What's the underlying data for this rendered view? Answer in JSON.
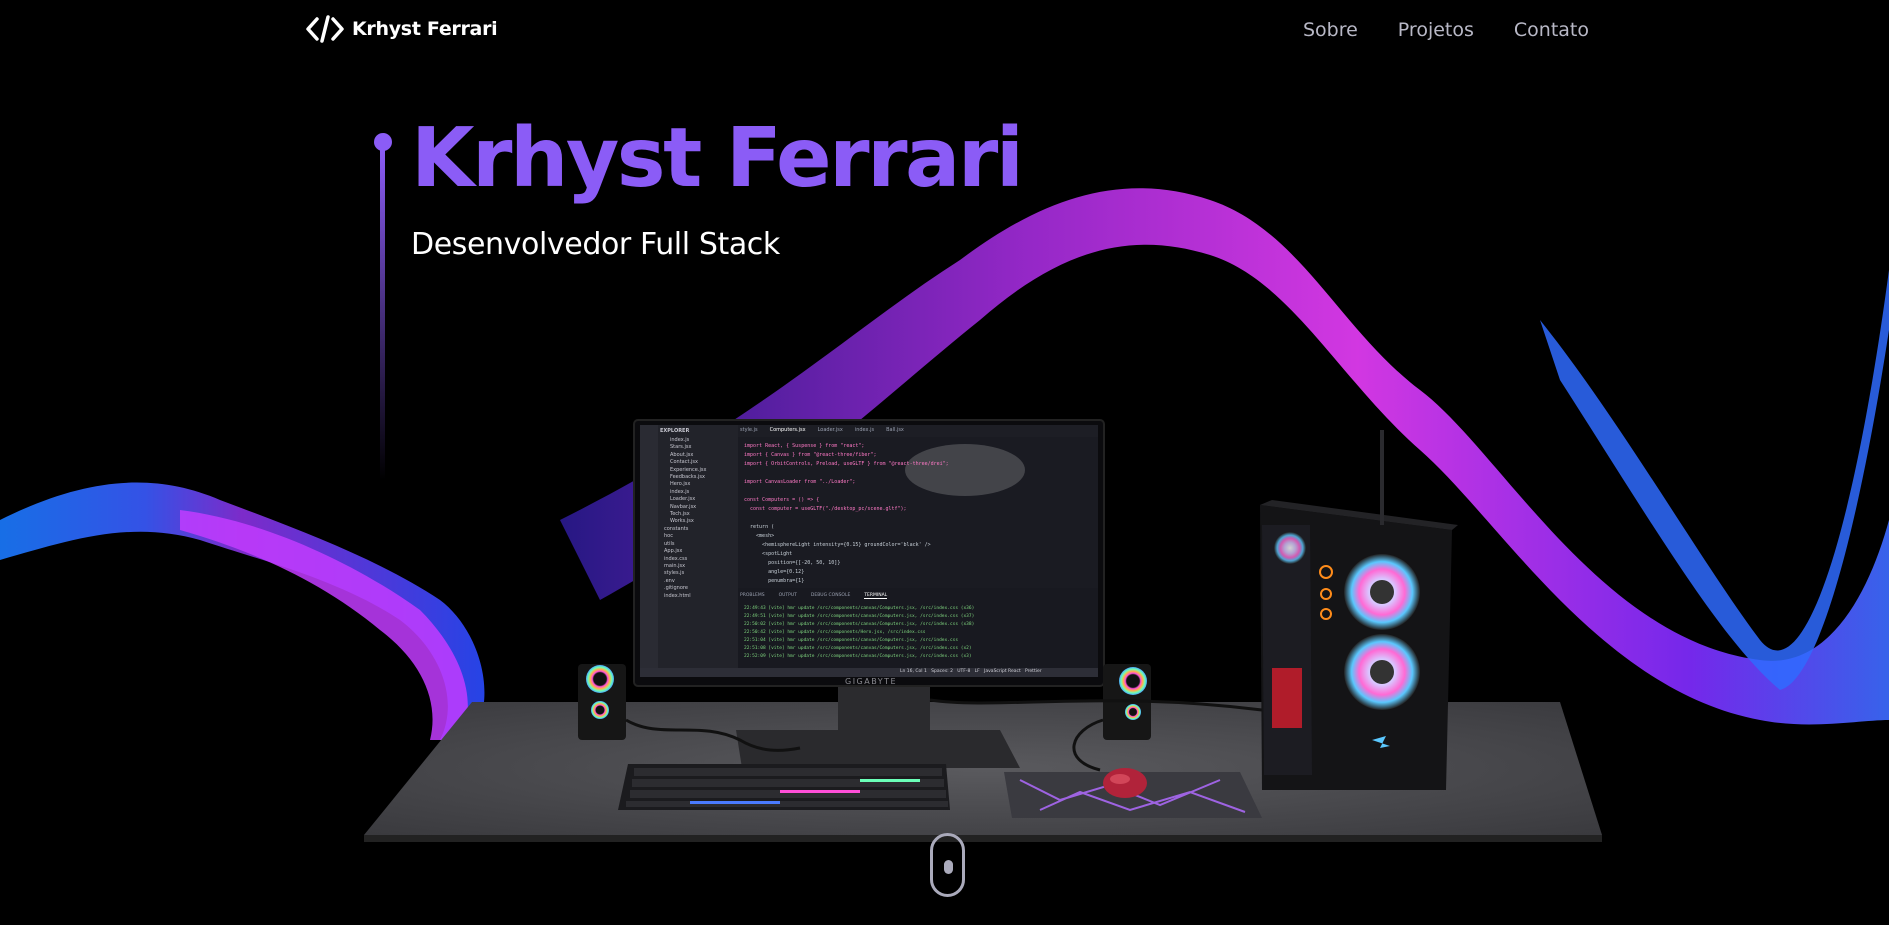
{
  "nav": {
    "logo_text": "Krhyst Ferrari",
    "links": [
      "Sobre",
      "Projetos",
      "Contato"
    ]
  },
  "hero": {
    "title": "Krhyst Ferrari",
    "subtitle": "Desenvolvedor Full Stack"
  },
  "monitor": {
    "brand": "GIGABYTE",
    "editor": {
      "explorer_title": "EXPLORER",
      "tabs": [
        "style.js",
        "Computers.jsx",
        "Loader.jsx",
        "index.js",
        "Ball.jsx"
      ],
      "files": [
        "index.js",
        "Stars.jsx",
        "About.jsx",
        "Contact.jsx",
        "Experience.jsx",
        "Feedbacks.jsx",
        "Hero.jsx",
        "index.js",
        "Loader.jsx",
        "Navbar.jsx",
        "Tech.jsx",
        "Works.jsx",
        "constants",
        "hoc",
        "utils",
        "App.jsx",
        "index.css",
        "main.jsx",
        "styles.js",
        ".env",
        ".gitignore",
        "index.html"
      ],
      "code_lines": [
        "import React, { Suspense } from \"react\";",
        "import { Canvas } from \"@react-three/fiber\";",
        "import { OrbitControls, Preload, useGLTF } from \"@react-three/drei\";",
        "",
        "import CanvasLoader from \"../Loader\";",
        "",
        "const Computers = () => {",
        "  const computer = useGLTF(\"./desktop_pc/scene.gltf\");",
        "",
        "  return (",
        "    <mesh>",
        "      <hemisphereLight intensity={0.15} groundColor='black' />",
        "      <spotLight",
        "        position={[-20, 50, 10]}",
        "        angle={0.12}",
        "        penumbra={1}"
      ],
      "panel_tabs": [
        "PROBLEMS",
        "OUTPUT",
        "DEBUG CONSOLE",
        "TERMINAL"
      ],
      "terminal_lines": [
        "22:49:43 [vite] hmr update /src/components/canvas/Computers.jsx, /src/index.css (x36)",
        "22:49:51 [vite] hmr update /src/components/canvas/Computers.jsx, /src/index.css (x37)",
        "22:50:02 [vite] hmr update /src/components/canvas/Computers.jsx, /src/index.css (x38)",
        "22:50:42 [vite] hmr update /src/components/Hero.jsx, /src/index.css",
        "22:51:04 [vite] hmr update /src/components/canvas/Computers.jsx, /src/index.css",
        "22:51:08 [vite] hmr update /src/components/canvas/Computers.jsx, /src/index.css (x2)",
        "22:52:09 [vite] hmr update /src/components/canvas/Computers.jsx, /src/index.css (x3)"
      ],
      "status_bar": "Ln 16, Col 1   Spaces: 2   UTF-8   LF   JavaScript React   Prettier"
    }
  },
  "colors": {
    "accent": "#8b5cf6",
    "wave_blue": "#2f6bff",
    "wave_magenta": "#d43bff"
  }
}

§ **OBJECTIVE**
Every entry above needs to be retyped exactly; drop the pictures.

§ **SOLUTION**
What's the underlying data for this rendered view? Answer in JSON.
{
  "nav": {
    "logo_text": "Krhyst Ferrari",
    "links": [
      "Sobre",
      "Projetos",
      "Contato"
    ]
  },
  "hero": {
    "title": "Krhyst Ferrari",
    "subtitle": "Desenvolvedor Full Stack"
  },
  "monitor": {
    "brand": "GIGABYTE",
    "editor": {
      "explorer_title": "EXPLORER",
      "tabs": [
        "style.js",
        "Computers.jsx",
        "Loader.jsx",
        "index.js",
        "Ball.jsx"
      ],
      "files": [
        "index.js",
        "Stars.jsx",
        "About.jsx",
        "Contact.jsx",
        "Experience.jsx",
        "Feedbacks.jsx",
        "Hero.jsx",
        "index.js",
        "Loader.jsx",
        "Navbar.jsx",
        "Tech.jsx",
        "Works.jsx",
        "constants",
        "hoc",
        "utils",
        "App.jsx",
        "index.css",
        "main.jsx",
        "styles.js",
        ".env",
        ".gitignore",
        "index.html"
      ],
      "code_lines": [
        "import React, { Suspense } from \"react\";",
        "import { Canvas } from \"@react-three/fiber\";",
        "import { OrbitControls, Preload, useGLTF } from \"@react-three/drei\";",
        "",
        "import CanvasLoader from \"../Loader\";",
        "",
        "const Computers = () => {",
        "  const computer = useGLTF(\"./desktop_pc/scene.gltf\");",
        "",
        "  return (",
        "    <mesh>",
        "      <hemisphereLight intensity={0.15} groundColor='black' />",
        "      <spotLight",
        "        position={[-20, 50, 10]}",
        "        angle={0.12}",
        "        penumbra={1}"
      ],
      "panel_tabs": [
        "PROBLEMS",
        "OUTPUT",
        "DEBUG CONSOLE",
        "TERMINAL"
      ],
      "terminal_lines": [
        "22:49:43 [vite] hmr update /src/components/canvas/Computers.jsx, /src/index.css (x36)",
        "22:49:51 [vite] hmr update /src/components/canvas/Computers.jsx, /src/index.css (x37)",
        "22:50:02 [vite] hmr update /src/components/canvas/Computers.jsx, /src/index.css (x38)",
        "22:50:42 [vite] hmr update /src/components/Hero.jsx, /src/index.css",
        "22:51:04 [vite] hmr update /src/components/canvas/Computers.jsx, /src/index.css",
        "22:51:08 [vite] hmr update /src/components/canvas/Computers.jsx, /src/index.css (x2)",
        "22:52:09 [vite] hmr update /src/components/canvas/Computers.jsx, /src/index.css (x3)"
      ],
      "status_bar": "Ln 16, Col 1   Spaces: 2   UTF-8   LF   JavaScript React   Prettier"
    }
  },
  "colors": {
    "accent": "#8b5cf6",
    "wave_blue": "#2f6bff",
    "wave_magenta": "#d43bff"
  }
}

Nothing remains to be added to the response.